**TASK DATA**

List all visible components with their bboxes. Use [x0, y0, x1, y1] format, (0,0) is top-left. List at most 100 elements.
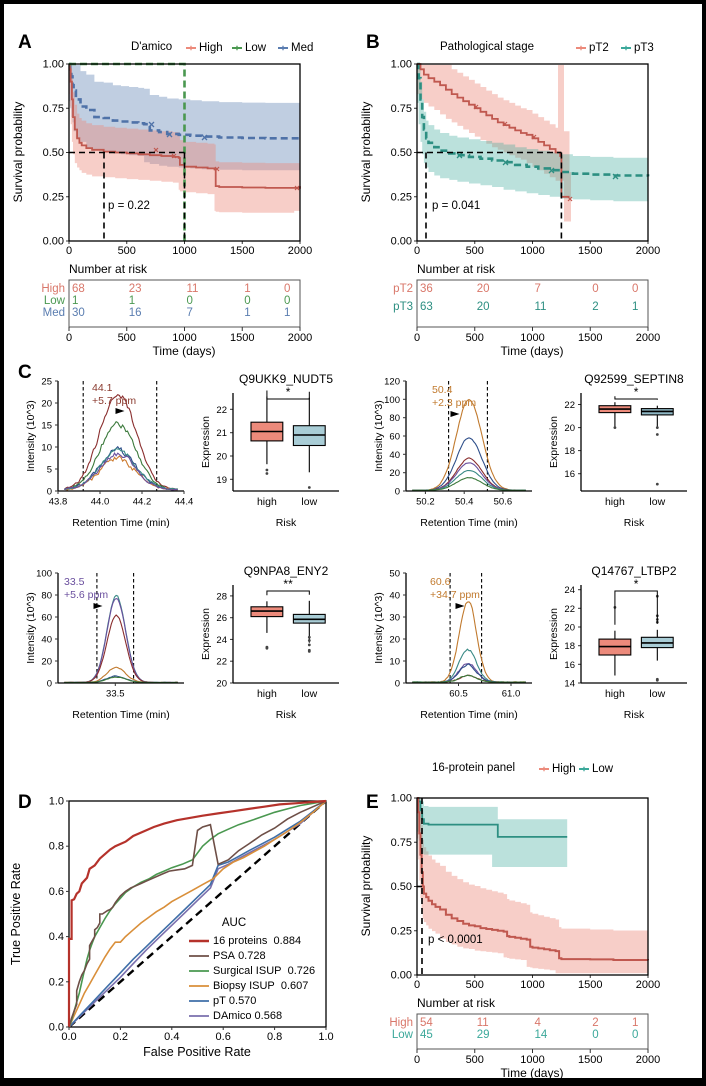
svg-text:High: High: [552, 763, 576, 775]
svg-text:Q14767_LTBP2: Q14767_LTBP2: [591, 564, 676, 578]
svg-text:0: 0: [66, 245, 72, 257]
svg-text:50.6: 50.6: [494, 497, 513, 508]
svg-text:50: 50: [389, 569, 400, 580]
svg-text:2: 2: [592, 301, 598, 313]
svg-text:11: 11: [535, 301, 547, 313]
svg-text:Retention Time (min): Retention Time (min): [72, 517, 169, 529]
svg-text:10: 10: [389, 657, 400, 668]
svg-text:p = 0.22: p = 0.22: [108, 200, 150, 212]
svg-text:1.00: 1.00: [43, 59, 64, 71]
svg-text:120: 120: [384, 377, 400, 388]
svg-text:61.0: 61.0: [502, 689, 521, 700]
svg-text:1.0: 1.0: [49, 796, 64, 808]
svg-text:pT2: pT2: [589, 42, 609, 54]
svg-text:+5.6 ppm: +5.6 ppm: [64, 589, 108, 601]
svg-text:60.5: 60.5: [449, 689, 468, 700]
svg-text:20: 20: [564, 423, 575, 434]
svg-text:0: 0: [284, 283, 290, 295]
svg-text:5: 5: [47, 465, 52, 476]
svg-text:33.5: 33.5: [106, 689, 125, 700]
svg-text:Surgical ISUP 0.726: Surgical ISUP 0.726: [213, 965, 315, 977]
svg-text:7: 7: [187, 307, 193, 319]
svg-text:High: High: [41, 283, 65, 295]
svg-text:2000: 2000: [636, 1054, 660, 1066]
svg-text:0: 0: [187, 295, 193, 307]
svg-text:1: 1: [244, 283, 250, 295]
svg-text:Risk: Risk: [276, 517, 297, 529]
svg-text:0: 0: [632, 1029, 638, 1041]
svg-text:44.2: 44.2: [133, 497, 152, 508]
svg-text:High: High: [199, 42, 223, 54]
svg-text:Retention Time (min): Retention Time (min): [72, 709, 169, 721]
svg-text:1000: 1000: [520, 979, 544, 991]
svg-text:44.4: 44.4: [175, 497, 194, 508]
svg-text:**: **: [283, 577, 293, 591]
svg-text:low: low: [649, 688, 665, 700]
svg-text:0.6: 0.6: [216, 1031, 231, 1043]
svg-text:1: 1: [284, 307, 290, 319]
svg-text:14: 14: [535, 1029, 548, 1041]
svg-text:30: 30: [389, 613, 400, 624]
svg-text:0.25: 0.25: [43, 191, 64, 203]
svg-text:0: 0: [47, 679, 52, 690]
svg-text:36: 36: [420, 283, 433, 295]
svg-text:16: 16: [564, 469, 575, 480]
svg-text:1000: 1000: [520, 245, 544, 257]
svg-text:500: 500: [466, 245, 484, 257]
svg-text:0: 0: [414, 979, 420, 991]
svg-text:Med: Med: [43, 307, 65, 319]
svg-text:Risk: Risk: [624, 709, 645, 721]
svg-text:1: 1: [632, 1017, 638, 1029]
svg-text:0: 0: [414, 245, 420, 257]
svg-text:Low: Low: [44, 295, 66, 307]
svg-text:high: high: [605, 496, 625, 508]
svg-text:1: 1: [632, 301, 638, 313]
svg-text:50.4: 50.4: [432, 384, 453, 396]
svg-text:1000: 1000: [520, 332, 544, 344]
svg-text:Time (days): Time (days): [501, 1066, 564, 1078]
svg-text:2: 2: [592, 1017, 598, 1029]
svg-text:26: 26: [216, 613, 227, 624]
svg-text:high: high: [605, 688, 625, 700]
svg-text:20: 20: [564, 623, 575, 634]
svg-text:0.75: 0.75: [43, 103, 64, 115]
svg-text:500: 500: [466, 1054, 484, 1066]
svg-text:18: 18: [564, 641, 575, 652]
svg-text:0.2: 0.2: [113, 1031, 128, 1043]
svg-text:0.50: 0.50: [391, 147, 412, 159]
svg-text:80: 80: [389, 413, 400, 424]
svg-text:Expression: Expression: [548, 608, 560, 660]
svg-text:15: 15: [41, 421, 52, 432]
svg-text:0.25: 0.25: [391, 191, 412, 203]
svg-text:*: *: [286, 385, 291, 399]
svg-text:Expression: Expression: [200, 416, 212, 468]
svg-text:23: 23: [129, 283, 142, 295]
svg-text:20: 20: [216, 452, 227, 463]
svg-text:high: high: [257, 688, 277, 700]
svg-text:43.8: 43.8: [49, 497, 68, 508]
svg-text:22: 22: [216, 657, 227, 668]
svg-text:30: 30: [72, 307, 85, 319]
svg-text:22: 22: [564, 400, 575, 411]
svg-text:1: 1: [244, 307, 250, 319]
svg-text:Survival probability: Survival probability: [359, 836, 373, 937]
svg-text:500: 500: [466, 979, 484, 991]
svg-text:*: *: [634, 385, 639, 399]
svg-text:1: 1: [129, 295, 135, 307]
svg-text:Intensity (10^3): Intensity (10^3): [25, 592, 37, 663]
svg-text:0.75: 0.75: [391, 103, 412, 115]
svg-text:0: 0: [284, 295, 290, 307]
svg-text:0.50: 0.50: [391, 881, 412, 893]
svg-text:1: 1: [72, 295, 78, 307]
svg-text:60: 60: [41, 613, 52, 624]
svg-text:*: *: [634, 577, 639, 591]
svg-text:28: 28: [216, 591, 227, 602]
svg-text:20: 20: [477, 301, 490, 313]
svg-text:Pathological stage: Pathological stage: [440, 41, 534, 53]
svg-text:500: 500: [118, 245, 136, 257]
svg-text:50.2: 50.2: [416, 497, 435, 508]
svg-text:40: 40: [41, 635, 52, 646]
svg-text:16-protein panel: 16-protein panel: [432, 762, 515, 774]
svg-text:Number at risk: Number at risk: [417, 996, 496, 1010]
svg-text:50.4: 50.4: [455, 497, 474, 508]
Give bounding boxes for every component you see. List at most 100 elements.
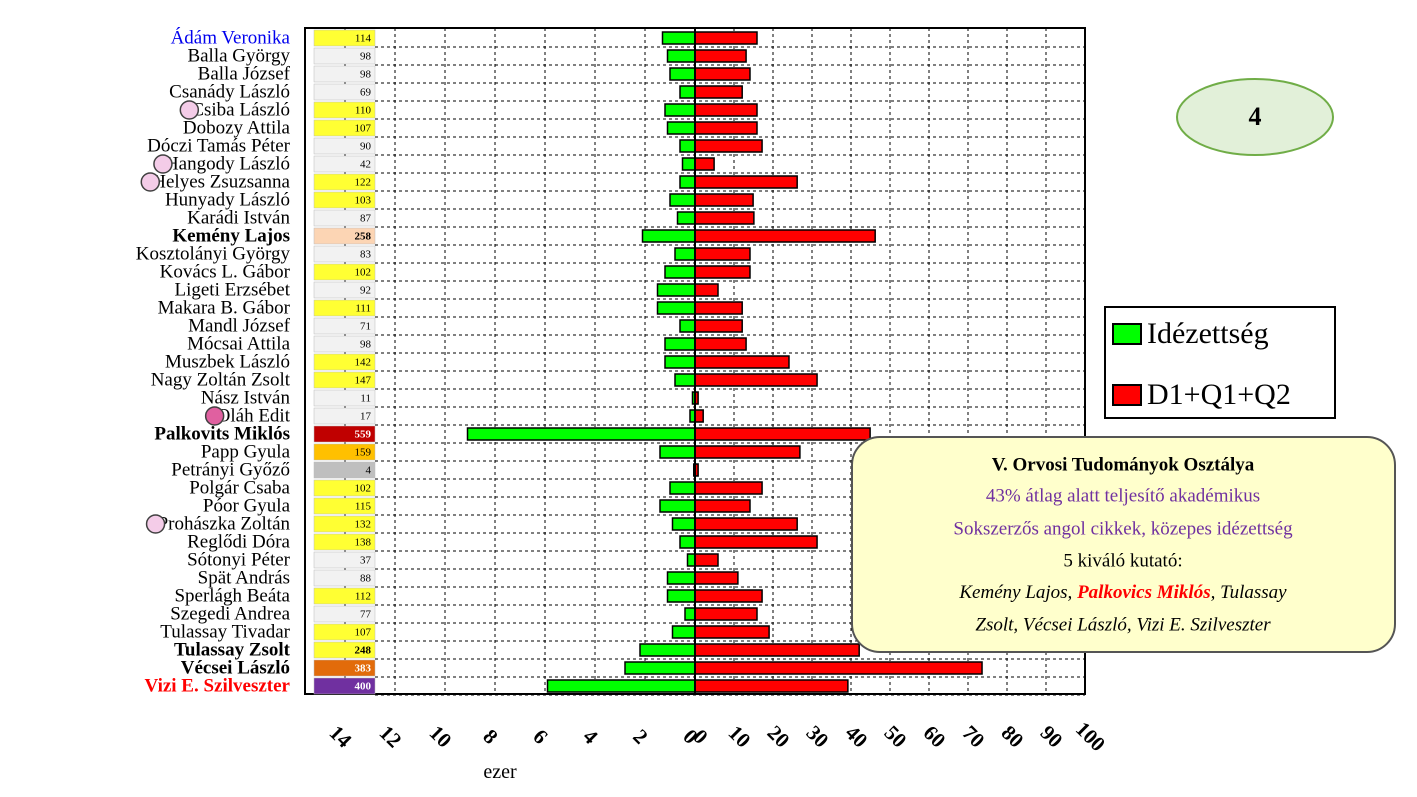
info-title: V. Orvosi Tudományok Osztálya [992, 454, 1255, 475]
bar [669, 67, 696, 81]
bar [694, 571, 739, 585]
bar [659, 445, 696, 459]
bar [694, 517, 798, 531]
count-label: 248 [355, 645, 372, 657]
count-cell [313, 47, 376, 65]
category-label: Csanády László [169, 81, 290, 102]
info-names: Zsolt, Vécsei László, Vizi E. Szilveszte… [975, 614, 1271, 635]
count-label: 132 [355, 519, 372, 531]
legend-swatch [1112, 323, 1142, 345]
bar [684, 607, 696, 621]
bar [666, 121, 696, 135]
count-cell [313, 641, 376, 659]
category-label: Palkovits Miklós [154, 423, 290, 444]
bar [694, 121, 758, 135]
x-tick-label: 10 [724, 721, 756, 753]
count-cell [313, 479, 376, 497]
bar [694, 247, 751, 261]
count-cell [313, 461, 376, 479]
count-cell [313, 155, 376, 173]
x-tick-label: 2 [628, 724, 652, 748]
count-cell [313, 83, 376, 101]
count-cell [313, 659, 376, 677]
count-cell [313, 497, 376, 515]
count-label: 42 [360, 159, 371, 171]
count-cell [313, 137, 376, 155]
count-label: 115 [355, 501, 372, 513]
bar [669, 193, 696, 207]
bar [686, 553, 696, 567]
count-label: 142 [355, 357, 372, 369]
bar [671, 625, 696, 639]
info-line: Sokszerzős angol cikkek, közepes idézett… [953, 518, 1293, 539]
bar [679, 535, 696, 549]
bar [656, 301, 696, 315]
info-name: Palkovics Miklós [1076, 582, 1211, 603]
info-line: 5 kiváló kutató: [1063, 550, 1182, 571]
category-label: Ligeti Erzsébet [174, 279, 290, 300]
count-cell [313, 245, 376, 263]
x-tick-label: 14 [325, 721, 357, 753]
bar [666, 571, 696, 585]
count-cell [313, 335, 376, 353]
info-box [851, 436, 1396, 653]
count-label: 4 [366, 465, 372, 477]
count-cell [313, 371, 376, 389]
category-label: Balla József [198, 63, 291, 84]
bar [694, 319, 743, 333]
category-label: Tulassay Tivadar [160, 621, 290, 642]
bar [694, 355, 790, 369]
category-label: Mócsai Attila [187, 333, 290, 354]
bar [694, 643, 860, 657]
count-cell [313, 389, 376, 407]
category-label: Sótonyi Péter [187, 549, 291, 570]
category-label: Csiba László [191, 99, 290, 120]
count-label: 69 [360, 87, 372, 99]
legend [1104, 306, 1336, 419]
category-label: Kemény Lajos [172, 225, 290, 246]
count-cell [313, 677, 376, 695]
bar [694, 193, 754, 207]
count-cell [313, 101, 376, 119]
bar [694, 301, 743, 315]
bar [679, 85, 696, 99]
count-cell [313, 353, 376, 371]
count-label: 122 [355, 177, 372, 189]
category-label: Makara B. Gábor [158, 297, 291, 318]
x-tick-label: 12 [375, 721, 407, 753]
bar [694, 589, 763, 603]
bar [694, 427, 871, 441]
count-label: 400 [355, 681, 372, 693]
bar [661, 31, 696, 45]
count-cell [313, 515, 376, 533]
category-label: Karádi István [187, 207, 290, 228]
bar [664, 103, 696, 117]
count-label: 98 [360, 69, 372, 81]
bar [694, 337, 747, 351]
bar [681, 157, 696, 171]
count-cell [313, 281, 376, 299]
category-label: Helyes Zsuzsanna [152, 171, 290, 192]
category-label: Vizi E. Szilveszter [145, 675, 291, 696]
bar [656, 283, 696, 297]
bar [694, 85, 743, 99]
bar [664, 337, 696, 351]
count-label: 37 [360, 555, 372, 567]
bar [466, 427, 696, 441]
count-label: 559 [355, 429, 372, 441]
x-tick-label: 60 [919, 721, 951, 753]
category-label: Nász István [201, 387, 291, 408]
count-cell [313, 605, 376, 623]
count-label: 258 [355, 231, 372, 243]
category-label: Papp Gyula [201, 441, 291, 462]
bar [694, 283, 719, 297]
x-tick-label: 8 [478, 724, 502, 748]
bar [694, 607, 758, 621]
count-label: 147 [355, 375, 372, 387]
category-label: Póor Gyula [203, 495, 291, 516]
legend-label: D1+Q1+Q2 [1147, 378, 1291, 411]
bar [694, 67, 751, 81]
x-tick-label: 50 [880, 721, 912, 753]
bar [694, 409, 704, 423]
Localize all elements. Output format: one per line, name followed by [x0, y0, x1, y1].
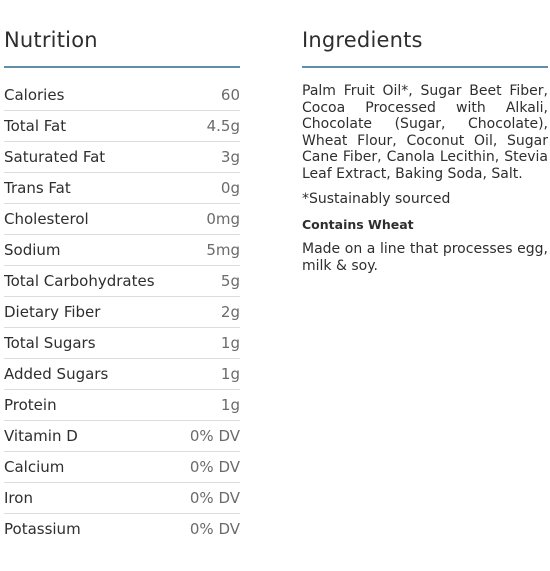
nutrition-row: Potassium 0% DV: [4, 514, 240, 545]
nutrition-row: Trans Fat 0g: [4, 173, 240, 204]
nutrient-value: 4.5g: [206, 116, 240, 135]
nutrient-value: 0% DV: [189, 488, 240, 507]
nutrient-name: Calcium: [4, 457, 65, 476]
nutrient-value: 3g: [220, 147, 240, 166]
nutrition-row: Vitamin D 0% DV: [4, 421, 240, 452]
allergen-statement: Contains Wheat: [302, 216, 414, 232]
nutrient-name: Dietary Fiber: [4, 302, 101, 321]
nutrient-name: Vitamin D: [4, 426, 78, 445]
nutrition-row: Total Fat 4.5g: [4, 111, 240, 142]
ingredients-divider: [302, 66, 548, 68]
nutrition-row: Dietary Fiber 2g: [4, 297, 240, 328]
nutrition-row: Added Sugars 1g: [4, 359, 240, 390]
nutrient-name: Potassium: [4, 520, 81, 538]
nutrition-row: Calories 60: [4, 80, 240, 111]
nutrient-name: Protein: [4, 395, 57, 414]
nutrient-name: Cholesterol: [4, 209, 89, 228]
nutrient-name: Total Sugars: [4, 333, 96, 352]
nutrient-value: 2g: [220, 302, 240, 321]
nutrition-title: Nutrition: [4, 28, 98, 52]
nutrient-value: 1g: [220, 364, 240, 383]
nutrient-value: 0% DV: [189, 457, 240, 476]
nutrition-row: Cholesterol 0mg: [4, 204, 240, 235]
nutrition-row: Saturated Fat 3g: [4, 142, 240, 173]
nutrient-name: Saturated Fat: [4, 147, 106, 166]
nutrient-value: 1g: [220, 333, 240, 352]
nutrient-value: 0mg: [206, 209, 240, 228]
nutrition-divider: [4, 66, 240, 68]
ingredients-footnote: *Sustainably sourced: [302, 191, 451, 207]
nutrient-name: Calories: [4, 85, 65, 104]
nutrient-name: Trans Fat: [4, 178, 71, 197]
nutrition-row: Iron 0% DV: [4, 483, 240, 514]
facility-statement: Made on a line that processes egg, milk …: [302, 241, 548, 274]
ingredients-body: Palm Fruit Oil*, Sugar Beet Fiber, Cocoa…: [302, 83, 548, 274]
nutrient-value: 5mg: [206, 240, 240, 259]
nutrient-name: Total Fat: [4, 116, 67, 135]
nutrient-value: 0% DV: [189, 426, 240, 445]
nutrient-value: 0% DV: [189, 520, 240, 538]
nutrition-row: Protein 1g: [4, 390, 240, 421]
nutrient-name: Sodium: [4, 240, 61, 259]
nutrition-row: Calcium 0% DV: [4, 452, 240, 483]
nutrient-name: Total Carbohydrates: [4, 271, 155, 290]
ingredients-list-text: Palm Fruit Oil*, Sugar Beet Fiber, Cocoa…: [302, 83, 548, 182]
nutrient-value: 1g: [220, 395, 240, 414]
nutrient-value: 5g: [220, 271, 240, 290]
nutrition-table: Calories 60 Total Fat 4.5g Saturated Fat 3g Tr…: [4, 80, 240, 545]
nutrient-value: 0g: [220, 178, 240, 197]
nutrient-name: Added Sugars: [4, 364, 109, 383]
nutrient-name: Iron: [4, 488, 33, 507]
nutrition-row: Sodium 5mg: [4, 235, 240, 266]
nutrient-value: 60: [220, 85, 240, 104]
nutrition-row: Total Sugars 1g: [4, 328, 240, 359]
ingredients-title: Ingredients: [302, 28, 423, 52]
nutrition-row: Total Carbohydrates 5g: [4, 266, 240, 297]
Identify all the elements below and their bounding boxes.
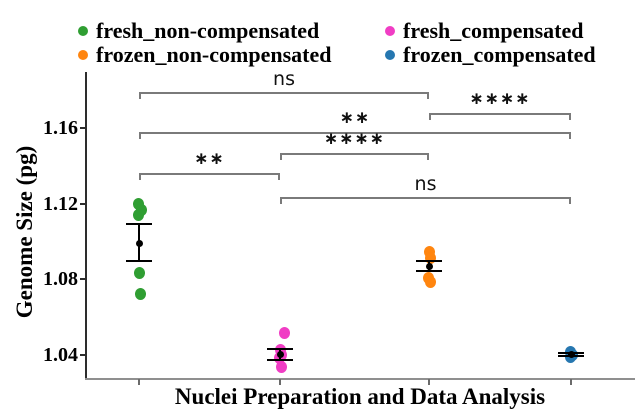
- error-bar-top-cap: [126, 223, 152, 226]
- significance-bracket-line: [280, 197, 571, 200]
- error-bar-bottom-cap: [267, 359, 293, 362]
- green-dot-icon: [78, 26, 88, 36]
- significance-bracket-end: [427, 92, 429, 100]
- x-axis-line: [85, 378, 635, 380]
- y-tick-label: 1.16: [43, 117, 78, 139]
- error-bar-bottom-cap: [126, 260, 152, 263]
- data-point: [424, 276, 436, 289]
- data-point: [132, 209, 144, 222]
- y-tick-mark: [80, 354, 86, 356]
- significance-label: ∗∗∗∗: [324, 128, 385, 149]
- y-tick-label: 1.12: [43, 192, 78, 215]
- mean-point: [567, 350, 575, 358]
- significance-label: ∗∗: [339, 107, 371, 128]
- significance-bracket-end: [569, 112, 571, 120]
- y-tick-label: 1.04: [43, 344, 78, 366]
- legend-item: frozen_compensated: [385, 43, 596, 67]
- data-point: [133, 266, 145, 279]
- mean-point: [276, 351, 284, 359]
- x-tick-mark: [570, 379, 572, 385]
- significance-bracket-line: [139, 92, 429, 95]
- significance-bracket-end: [569, 131, 571, 139]
- mean-point: [135, 239, 143, 247]
- data-point: [134, 288, 146, 301]
- y-tick-mark: [80, 278, 86, 281]
- significance-label: ns: [273, 68, 295, 91]
- x-tick-mark: [428, 379, 430, 385]
- legend-item: fresh_compensated: [385, 19, 596, 43]
- significance-bracket-line: [429, 112, 571, 115]
- y-tick-mark: [80, 202, 86, 205]
- significance-bracket-end: [427, 152, 429, 160]
- x-tick-mark: [138, 379, 140, 385]
- y-tick-mark: [80, 127, 86, 129]
- mean-point: [425, 262, 433, 270]
- significance-bracket-end: [429, 112, 431, 120]
- significance-bracket-end: [139, 131, 141, 139]
- y-axis-title: Genome Size (pg): [12, 145, 37, 319]
- legend-item: frozen_non-compensated: [78, 43, 385, 67]
- legend-item: fresh_non-compensated: [78, 19, 385, 43]
- significance-label: ∗∗: [194, 149, 225, 170]
- significance-bracket-line: [139, 131, 571, 134]
- data-point: [424, 251, 436, 264]
- legend: fresh_non-compensated fresh_compensated fr…: [78, 19, 596, 67]
- significance-bracket-line: [139, 173, 280, 176]
- legend-label: fresh_compensated: [403, 18, 584, 43]
- significance-bracket-end: [278, 173, 280, 181]
- significance-bracket-end: [280, 197, 282, 205]
- blue-dot-icon: [385, 50, 395, 60]
- y-axis-line: [85, 72, 87, 380]
- legend-label: frozen_non-compensated: [96, 42, 332, 67]
- data-point: [278, 327, 290, 340]
- significance-bracket-end: [139, 173, 141, 181]
- x-tick-mark: [279, 379, 281, 385]
- magenta-dot-icon: [385, 26, 395, 36]
- x-axis-title: Nuclei Preparation and Data Analysis: [174, 384, 546, 409]
- significance-bracket-end: [280, 152, 282, 160]
- error-bar-top-cap: [416, 260, 442, 263]
- data-point: [275, 361, 287, 374]
- data-point: [132, 197, 144, 210]
- error-bar-top-cap: [267, 347, 293, 350]
- significance-label: ns: [414, 173, 437, 196]
- legend-label: fresh_non-compensated: [96, 18, 320, 43]
- significance-bracket-end: [139, 92, 141, 100]
- y-tick-label: 1.08: [43, 268, 78, 291]
- legend-label: frozen_compensated: [403, 42, 596, 67]
- significance-bracket-line: [280, 152, 429, 155]
- significance-label: ∗∗∗∗: [469, 88, 531, 109]
- error-bar-bottom-cap: [416, 270, 442, 273]
- significance-bracket-end: [569, 197, 571, 205]
- orange-dot-icon: [78, 50, 88, 60]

**TASK TO COMPLETE**
Write out each line above that contains the word "divider".

**RESPONSE FOR THIS EXERCISE**
ingredients-divider: [302, 66, 548, 68]
nutrition-divider: [4, 66, 240, 68]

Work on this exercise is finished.